Given exercise a: According to the decoding process excerpt, what example limit is given for the number of cascaded vectors that may be derived from the current reference block?

Page excerpt:
--- BEGIN ---

FIG. 16 conceptually illustrates a process 1600 that decode pixel blocks by cross-component prediction based on CCM information propagated by cascaded vectors. In some embodiments, one or more processing units (e.g., a processor) of a computing device implementing the decoder 1400 performs the process 1600 by executing instructions stored in a computer readable medium. In some embodiments, an electronic apparatus implementing the decoder 1400 performs the process 1600.

The decoder receives (at block 1610) data to be decoded as a current block of pixels in a current picture. The current block includes a first-color block (e.g., for luma component) and a second-color block (e.g., for Cr or Cb component. ) .

The decoder generates (at block 1620) a reconstruction for the first-color block. The reconstruction for the first-color block may be based on non-intra-prediction (e.g., inter-prediction or IBC) .

The decoder selects (at block 1630) a cross-component model (CCM) information from a CCM candidate list. The CCM information being propagated from a source block is located by a cascaded vector that is derived from a base vector that is a motion vector or a block vector that is obtained from a candidate list for a coding tool that is used to decode the current block. The coding tool may be a merge mode for inter-prediction, merge mode for intra-block copy (IBC) , advanced motion vector prediction (AMVP) , merge mode with motion vector difference (MMVD) , intra template matching (IntraTMP) , template matching merge mode, bilateral matching merge mode, CIIP-TM mode, affine merge mode, etc.

The cascaded vector starts at the base vector, then further derived by recursively updating the cascaded vector based on a motion vector or a block vector of a current reference block and using the updated cascaded vector to locate a further reference block as the next current reference block. In some embodiments, a cascaded vector that is most recently updated by a block vector is not used to locate a CCM information for generating the cross-component prediction. The motion vector or the block vector of the current reference block may be retrieved from at least one of a set of pre-defined positions of the current reference block. In some embodiments, the number of cascaded vectors allowed to be derived based on the current reference block (at a particular trace depth) is constrained by a particular limit (e.g., 2) . In some embodiments, the number of cascaded vectors allowed to be derived from a same base vector is constrained by a particular limit.

The decoder applies (at block 1640) the selected CCM information to the reconstruction of the first-color block to generate a cross-component prediction of the second-color block.

The decoder uses (at block 1650) the generated cross-component prediction with corresponding prediction residual to reconstruct the current block. The decoder may then provide the reconstructed current block for display as part of the reconstructed current picture.
VII. Example Electronic System

Many of the above-described features and applications are implemented as software processes that are specified as a set of instructions recorded on a computer readable storage medium (also referred to as computer readable medium) . When these instructions are executed by one or more computational or processing unit (s) (e.g., one or more processors, cores of processors, or other processing units) , they cause the processing unit (s) to perform the actions indicated in the instructions. Examples of computer readable media include, but are not limited to, CD-ROMs, flash drives, random-access memory (RAM) chips, hard drives, erasable programmable read only memories (EPROMs) , electrically erasable programmable read-only memories (EEPROMs) , etc. The computer readable media does not include carrier waves and electronic signals passing wirelessly or over wired connections.

--- END ---

Given exercise b: Rewrite the records between the line holding "button[interactable]: Draw xyxy=(206,99,235,118)" and the line holding "staticText: AZ Screen", inclusive, as a numbered list, leaving out any blank lines.

Extracted information:

--- BEGIN ---

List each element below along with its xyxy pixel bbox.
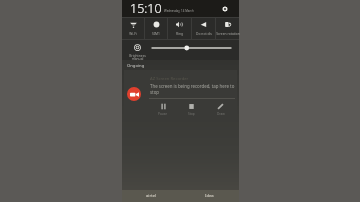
button[interactable]: Draw xyxy=(206,99,235,118)
staticText: Do not dis xyxy=(196,31,212,35)
staticText: Screen rotation xyxy=(216,31,240,35)
staticText: Stop xyxy=(188,112,195,116)
button[interactable]: Pause xyxy=(149,99,177,118)
button[interactable]: Do not dis xyxy=(192,17,215,40)
staticText: The screen is being recorded, tap here t… xyxy=(150,83,235,95)
button[interactable]: Screen rotation xyxy=(216,17,239,40)
staticText: Ring xyxy=(176,31,183,35)
staticText: 15:10 xyxy=(130,0,162,17)
button[interactable]: SIM1 xyxy=(145,17,167,40)
staticText: SIM1 xyxy=(152,31,160,35)
staticText: Pause xyxy=(158,112,168,116)
button[interactable]: Ring xyxy=(168,17,191,40)
staticText: Wi-Fi xyxy=(129,31,137,35)
button[interactable]: Wi-Fi xyxy=(122,17,144,40)
staticText: airtel xyxy=(146,193,157,199)
staticText: AZ Screen Recorder xyxy=(150,76,189,82)
button[interactable]: AZ Screen Recorder xyxy=(124,70,237,118)
staticText: Idea xyxy=(205,193,214,199)
button[interactable]: Settings xyxy=(219,3,230,14)
staticText: Ongoing xyxy=(127,63,145,69)
staticText: Brightness manual xyxy=(129,53,146,60)
button[interactable]: Stop xyxy=(177,99,206,118)
staticText: Wednesday, 14 March xyxy=(164,9,194,13)
button[interactable]: Brightness manual xyxy=(122,40,152,60)
staticText: Draw xyxy=(217,112,225,116)
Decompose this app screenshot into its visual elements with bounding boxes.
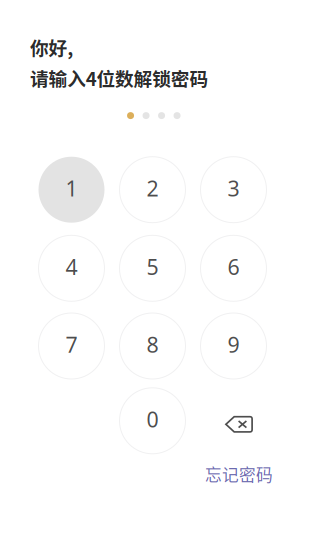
- staticText: 3: [228, 174, 240, 203]
- staticText: 2: [146, 174, 158, 203]
- button[interactable]: 9: [200, 313, 266, 379]
- button[interactable]: 7: [38, 313, 104, 379]
- button[interactable]: 8: [120, 313, 186, 379]
- button[interactable]: 3: [200, 157, 266, 223]
- button[interactable]: 2: [120, 157, 186, 223]
- staticText: 0: [146, 405, 158, 434]
- button[interactable]: 4: [38, 235, 104, 301]
- staticText: 忘记密码: [205, 462, 273, 486]
- staticText: 9: [228, 330, 240, 359]
- button[interactable]: Delete: [206, 391, 272, 457]
- staticText: 4: [66, 252, 78, 281]
- staticText: 7: [66, 330, 78, 359]
- button[interactable]: 6: [200, 235, 266, 301]
- staticText: 8: [146, 330, 158, 359]
- button[interactable]: 5: [120, 235, 186, 301]
- button[interactable]: 1: [38, 157, 104, 223]
- button[interactable]: 0: [120, 388, 186, 454]
- staticText: 请输入4位数解锁密码: [30, 64, 208, 91]
- staticText: 6: [228, 252, 240, 281]
- staticText: 你好,: [30, 34, 73, 61]
- staticText: 5: [146, 252, 158, 281]
- button[interactable]: 忘记密码: [199, 456, 279, 492]
- staticText: 1: [66, 174, 78, 203]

--- END ---

Worked answer a: 2

Worked answer b:
1. button[interactable]: Draw xyxy=(206,99,235,118)
2. staticText: Do not dis xyxy=(196,31,212,35)
3. staticText: Screen rotation xyxy=(216,31,240,35)
4. staticText: Stop xyxy=(188,112,195,116)
5. button[interactable]: Pause xyxy=(149,99,177,118)
6. button[interactable]: Do not dis xyxy=(192,17,215,40)
7. staticText: The screen is being recorded, tap here t… xyxy=(150,83,235,95)
8. button[interactable]: Screen rotation xyxy=(216,17,239,40)
9. staticText: Ring xyxy=(176,31,183,35)
10. staticText: 15:10 xyxy=(130,0,162,17)
11. button[interactable]: SIM1 xyxy=(145,17,167,40)
12. staticText: SIM1 xyxy=(152,31,160,35)
13. staticText: Pause xyxy=(158,112,168,116)
14. button[interactable]: Ring xyxy=(168,17,191,40)
15. staticText: Wi-Fi xyxy=(129,31,137,35)
16. button[interactable]: Wi-Fi xyxy=(122,17,144,40)
17. staticText: airtel xyxy=(146,193,157,199)
18. staticText: AZ Screen Recorder xyxy=(150,76,189,82)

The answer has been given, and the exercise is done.